**Short exercise:** Filter the records for lines holding the string "Температура".

--- Begin Input ---

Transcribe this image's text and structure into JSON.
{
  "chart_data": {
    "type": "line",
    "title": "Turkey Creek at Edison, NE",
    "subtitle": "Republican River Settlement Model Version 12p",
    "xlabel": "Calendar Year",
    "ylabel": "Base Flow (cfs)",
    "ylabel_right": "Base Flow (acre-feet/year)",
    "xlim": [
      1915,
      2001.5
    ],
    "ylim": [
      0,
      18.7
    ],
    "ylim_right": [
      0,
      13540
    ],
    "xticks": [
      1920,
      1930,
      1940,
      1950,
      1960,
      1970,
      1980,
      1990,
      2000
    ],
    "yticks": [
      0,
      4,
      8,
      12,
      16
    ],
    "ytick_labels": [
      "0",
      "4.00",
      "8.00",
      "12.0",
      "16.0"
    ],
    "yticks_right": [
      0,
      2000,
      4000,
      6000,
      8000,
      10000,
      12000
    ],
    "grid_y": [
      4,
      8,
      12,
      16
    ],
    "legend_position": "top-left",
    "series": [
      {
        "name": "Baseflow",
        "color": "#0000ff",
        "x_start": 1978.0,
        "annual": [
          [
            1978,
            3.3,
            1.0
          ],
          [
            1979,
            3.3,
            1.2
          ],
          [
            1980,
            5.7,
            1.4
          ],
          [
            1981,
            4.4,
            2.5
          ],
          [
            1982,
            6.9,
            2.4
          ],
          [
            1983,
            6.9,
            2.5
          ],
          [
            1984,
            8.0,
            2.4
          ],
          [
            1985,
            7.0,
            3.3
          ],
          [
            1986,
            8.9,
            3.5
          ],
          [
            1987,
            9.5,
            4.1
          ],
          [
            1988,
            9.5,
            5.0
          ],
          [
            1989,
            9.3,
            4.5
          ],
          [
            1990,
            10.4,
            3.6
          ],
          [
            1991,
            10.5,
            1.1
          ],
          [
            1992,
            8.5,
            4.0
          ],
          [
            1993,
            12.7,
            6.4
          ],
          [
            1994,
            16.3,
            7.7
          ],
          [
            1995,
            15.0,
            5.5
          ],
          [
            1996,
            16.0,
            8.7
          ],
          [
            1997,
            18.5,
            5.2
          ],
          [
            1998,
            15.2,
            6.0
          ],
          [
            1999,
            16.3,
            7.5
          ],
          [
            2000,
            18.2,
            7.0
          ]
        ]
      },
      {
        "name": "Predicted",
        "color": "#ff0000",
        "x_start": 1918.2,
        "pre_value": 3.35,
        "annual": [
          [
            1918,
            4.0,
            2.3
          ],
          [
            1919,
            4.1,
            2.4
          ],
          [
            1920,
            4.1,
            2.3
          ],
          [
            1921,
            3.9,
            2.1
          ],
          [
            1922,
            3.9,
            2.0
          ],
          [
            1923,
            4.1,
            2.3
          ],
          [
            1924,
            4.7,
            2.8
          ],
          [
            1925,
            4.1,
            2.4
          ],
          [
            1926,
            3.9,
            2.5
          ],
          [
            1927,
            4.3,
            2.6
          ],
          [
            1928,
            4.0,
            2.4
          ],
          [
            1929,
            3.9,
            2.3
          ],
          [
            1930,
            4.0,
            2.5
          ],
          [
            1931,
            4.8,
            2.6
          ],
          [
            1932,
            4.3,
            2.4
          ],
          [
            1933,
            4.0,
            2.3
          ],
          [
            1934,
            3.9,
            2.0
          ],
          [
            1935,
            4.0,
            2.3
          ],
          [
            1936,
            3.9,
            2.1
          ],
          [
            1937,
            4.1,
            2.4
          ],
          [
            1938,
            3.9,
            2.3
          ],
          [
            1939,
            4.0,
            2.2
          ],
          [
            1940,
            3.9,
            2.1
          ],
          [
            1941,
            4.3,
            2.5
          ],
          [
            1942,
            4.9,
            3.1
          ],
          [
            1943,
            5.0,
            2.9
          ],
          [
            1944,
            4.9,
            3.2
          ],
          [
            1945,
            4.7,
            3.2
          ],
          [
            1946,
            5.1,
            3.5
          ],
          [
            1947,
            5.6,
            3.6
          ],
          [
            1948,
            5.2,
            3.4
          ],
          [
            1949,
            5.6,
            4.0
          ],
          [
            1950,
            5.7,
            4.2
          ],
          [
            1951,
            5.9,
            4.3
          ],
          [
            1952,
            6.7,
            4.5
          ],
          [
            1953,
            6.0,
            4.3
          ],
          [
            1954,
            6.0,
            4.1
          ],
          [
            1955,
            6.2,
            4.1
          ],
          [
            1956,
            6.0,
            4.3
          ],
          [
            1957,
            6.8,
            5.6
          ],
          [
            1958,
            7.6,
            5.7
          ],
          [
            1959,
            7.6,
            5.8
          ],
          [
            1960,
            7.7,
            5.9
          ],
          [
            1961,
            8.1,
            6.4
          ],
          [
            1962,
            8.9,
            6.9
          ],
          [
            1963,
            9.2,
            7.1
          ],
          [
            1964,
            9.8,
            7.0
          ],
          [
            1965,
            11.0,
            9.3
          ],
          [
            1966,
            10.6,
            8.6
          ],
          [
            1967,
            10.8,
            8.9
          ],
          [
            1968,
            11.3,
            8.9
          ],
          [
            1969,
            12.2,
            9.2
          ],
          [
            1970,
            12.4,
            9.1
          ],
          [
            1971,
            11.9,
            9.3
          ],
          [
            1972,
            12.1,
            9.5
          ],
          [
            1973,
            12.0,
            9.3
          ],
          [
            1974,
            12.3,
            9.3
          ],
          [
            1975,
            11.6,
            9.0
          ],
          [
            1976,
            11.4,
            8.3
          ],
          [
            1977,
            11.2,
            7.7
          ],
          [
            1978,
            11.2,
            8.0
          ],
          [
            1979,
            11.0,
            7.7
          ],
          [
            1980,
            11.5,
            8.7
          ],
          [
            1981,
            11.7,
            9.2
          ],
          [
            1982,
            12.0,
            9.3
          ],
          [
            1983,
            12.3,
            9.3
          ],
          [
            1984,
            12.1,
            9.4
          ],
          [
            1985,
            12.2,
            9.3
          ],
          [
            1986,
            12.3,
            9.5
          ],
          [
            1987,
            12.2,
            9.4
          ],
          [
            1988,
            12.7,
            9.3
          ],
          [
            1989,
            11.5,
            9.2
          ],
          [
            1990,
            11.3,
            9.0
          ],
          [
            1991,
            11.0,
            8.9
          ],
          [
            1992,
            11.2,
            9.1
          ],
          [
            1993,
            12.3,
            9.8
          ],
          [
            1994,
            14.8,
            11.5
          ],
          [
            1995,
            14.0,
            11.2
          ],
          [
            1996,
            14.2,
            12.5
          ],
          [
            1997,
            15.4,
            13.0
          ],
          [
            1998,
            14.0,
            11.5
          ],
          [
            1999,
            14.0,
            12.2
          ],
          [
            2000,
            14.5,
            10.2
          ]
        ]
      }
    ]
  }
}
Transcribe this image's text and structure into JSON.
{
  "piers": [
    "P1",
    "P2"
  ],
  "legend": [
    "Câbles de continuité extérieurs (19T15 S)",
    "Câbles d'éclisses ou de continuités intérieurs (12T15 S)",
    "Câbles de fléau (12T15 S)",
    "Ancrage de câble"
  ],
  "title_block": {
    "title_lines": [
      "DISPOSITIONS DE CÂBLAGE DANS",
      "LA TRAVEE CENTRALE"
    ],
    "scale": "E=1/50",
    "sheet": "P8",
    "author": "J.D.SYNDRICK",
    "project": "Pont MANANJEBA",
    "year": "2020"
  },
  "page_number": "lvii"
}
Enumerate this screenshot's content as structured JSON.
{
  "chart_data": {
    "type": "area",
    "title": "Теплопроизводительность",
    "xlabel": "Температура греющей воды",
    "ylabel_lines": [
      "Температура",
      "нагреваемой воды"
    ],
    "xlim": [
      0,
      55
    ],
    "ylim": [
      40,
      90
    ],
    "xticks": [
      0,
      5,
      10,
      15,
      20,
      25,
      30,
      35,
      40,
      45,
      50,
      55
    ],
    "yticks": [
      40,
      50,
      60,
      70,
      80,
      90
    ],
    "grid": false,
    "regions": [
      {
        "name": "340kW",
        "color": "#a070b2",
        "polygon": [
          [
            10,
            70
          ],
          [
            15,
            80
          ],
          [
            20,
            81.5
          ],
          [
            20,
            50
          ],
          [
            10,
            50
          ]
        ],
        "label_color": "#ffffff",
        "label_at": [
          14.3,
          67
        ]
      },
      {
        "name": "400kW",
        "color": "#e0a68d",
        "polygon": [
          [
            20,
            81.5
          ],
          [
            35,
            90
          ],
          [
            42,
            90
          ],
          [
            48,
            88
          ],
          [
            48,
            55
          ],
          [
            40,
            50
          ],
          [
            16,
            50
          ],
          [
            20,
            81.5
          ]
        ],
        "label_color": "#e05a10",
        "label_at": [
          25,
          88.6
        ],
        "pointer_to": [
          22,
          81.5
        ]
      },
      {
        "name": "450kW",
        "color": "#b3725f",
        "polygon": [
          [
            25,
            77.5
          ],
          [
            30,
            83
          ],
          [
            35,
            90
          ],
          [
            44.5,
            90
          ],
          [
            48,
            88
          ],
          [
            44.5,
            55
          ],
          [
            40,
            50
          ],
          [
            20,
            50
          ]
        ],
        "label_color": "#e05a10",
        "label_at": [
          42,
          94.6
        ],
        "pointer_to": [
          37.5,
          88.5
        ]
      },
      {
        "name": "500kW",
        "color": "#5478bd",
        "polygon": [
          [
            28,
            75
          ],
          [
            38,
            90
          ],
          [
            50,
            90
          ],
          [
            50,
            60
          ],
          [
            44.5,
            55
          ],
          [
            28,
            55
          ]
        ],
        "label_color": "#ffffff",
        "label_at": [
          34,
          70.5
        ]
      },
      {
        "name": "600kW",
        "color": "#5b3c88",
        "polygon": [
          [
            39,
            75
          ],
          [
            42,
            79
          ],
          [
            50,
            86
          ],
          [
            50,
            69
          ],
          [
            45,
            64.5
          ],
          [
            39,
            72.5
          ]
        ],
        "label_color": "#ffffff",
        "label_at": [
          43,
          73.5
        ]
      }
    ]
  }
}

--- End Input ---

**Answer to this problem:**
    "xlabel": "Температура греющей воды",
      "Температура",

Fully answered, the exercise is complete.